* Records shown *
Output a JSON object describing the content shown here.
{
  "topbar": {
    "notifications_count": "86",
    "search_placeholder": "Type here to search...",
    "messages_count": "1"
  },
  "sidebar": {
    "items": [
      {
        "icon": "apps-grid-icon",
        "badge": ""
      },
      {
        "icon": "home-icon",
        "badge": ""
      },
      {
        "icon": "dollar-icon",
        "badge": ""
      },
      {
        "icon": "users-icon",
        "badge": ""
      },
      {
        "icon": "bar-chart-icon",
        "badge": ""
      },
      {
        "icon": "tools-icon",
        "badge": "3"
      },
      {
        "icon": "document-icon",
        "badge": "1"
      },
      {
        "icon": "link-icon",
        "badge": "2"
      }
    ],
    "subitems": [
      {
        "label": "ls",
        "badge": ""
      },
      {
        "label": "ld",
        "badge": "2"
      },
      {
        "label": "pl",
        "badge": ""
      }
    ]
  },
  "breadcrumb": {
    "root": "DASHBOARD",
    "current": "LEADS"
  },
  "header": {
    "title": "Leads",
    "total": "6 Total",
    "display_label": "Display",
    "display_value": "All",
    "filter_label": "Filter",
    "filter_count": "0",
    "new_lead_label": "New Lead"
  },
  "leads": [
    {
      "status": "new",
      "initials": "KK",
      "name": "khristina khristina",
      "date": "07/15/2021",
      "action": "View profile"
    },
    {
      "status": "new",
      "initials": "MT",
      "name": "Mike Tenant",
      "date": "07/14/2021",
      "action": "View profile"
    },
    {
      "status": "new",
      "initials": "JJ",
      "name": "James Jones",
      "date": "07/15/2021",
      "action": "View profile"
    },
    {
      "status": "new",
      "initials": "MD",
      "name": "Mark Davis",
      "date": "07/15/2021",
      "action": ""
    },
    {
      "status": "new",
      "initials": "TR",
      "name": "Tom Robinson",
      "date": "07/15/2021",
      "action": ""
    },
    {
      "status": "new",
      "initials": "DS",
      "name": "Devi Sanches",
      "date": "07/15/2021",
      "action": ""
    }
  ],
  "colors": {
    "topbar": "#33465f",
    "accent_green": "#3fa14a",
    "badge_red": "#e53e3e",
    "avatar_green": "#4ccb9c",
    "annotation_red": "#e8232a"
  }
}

* What you should do *
Each record must be repeated exactly as it is.

* Solution *
Output a JSON object describing the content shown here.
{
  "topbar": {
    "notifications_count": "86",
    "search_placeholder": "Type here to search...",
    "messages_count": "1"
  },
  "sidebar": {
    "items": [
      {
        "icon": "apps-grid-icon",
        "badge": ""
      },
      {
        "icon": "home-icon",
        "badge": ""
      },
      {
        "icon": "dollar-icon",
        "badge": ""
      },
      {
        "icon": "users-icon",
        "badge": ""
      },
      {
        "icon": "bar-chart-icon",
        "badge": ""
      },
      {
        "icon": "tools-icon",
        "badge": "3"
      },
      {
        "icon": "document-icon",
        "badge": "1"
      },
      {
        "icon": "link-icon",
        "badge": "2"
      }
    ],
    "subitems": [
      {
        "label": "ls",
        "badge": ""
      },
      {
        "label": "ld",
        "badge": "2"
      },
      {
        "label": "pl",
        "badge": ""
      }
    ]
  },
  "breadcrumb": {
    "root": "DASHBOARD",
    "current": "LEADS"
  },
  "header": {
    "title": "Leads",
    "total": "6 Total",
    "display_label": "Display",
    "display_value": "All",
    "filter_label": "Filter",
    "filter_count": "0",
    "new_lead_label": "New Lead"
  },
  "leads": [
    {
      "status": "new",
      "initials": "KK",
      "name": "khristina khristina",
      "date": "07/15/2021",
      "action": "View profile"
    },
    {
      "status": "new",
      "initials": "MT",
      "name": "Mike Tenant",
      "date": "07/14/2021",
      "action": "View profile"
    },
    {
      "status": "new",
      "initials": "JJ",
      "name": "James Jones",
      "date": "07/15/2021",
      "action": "View profile"
    },
    {
      "status": "new",
      "initials": "MD",
      "name": "Mark Davis",
      "date": "07/15/2021",
      "action": ""
    },
    {
      "status": "new",
      "initials": "TR",
      "name": "Tom Robinson",
      "date": "07/15/2021",
      "action": ""
    },
    {
      "status": "new",
      "initials": "DS",
      "name": "Devi Sanches",
      "date": "07/15/2021",
      "action": ""
    }
  ],
  "colors": {
    "topbar": "#33465f",
    "accent_green": "#3fa14a",
    "badge_red": "#e53e3e",
    "avatar_green": "#4ccb9c",
    "annotation_red": "#e8232a"
  }
}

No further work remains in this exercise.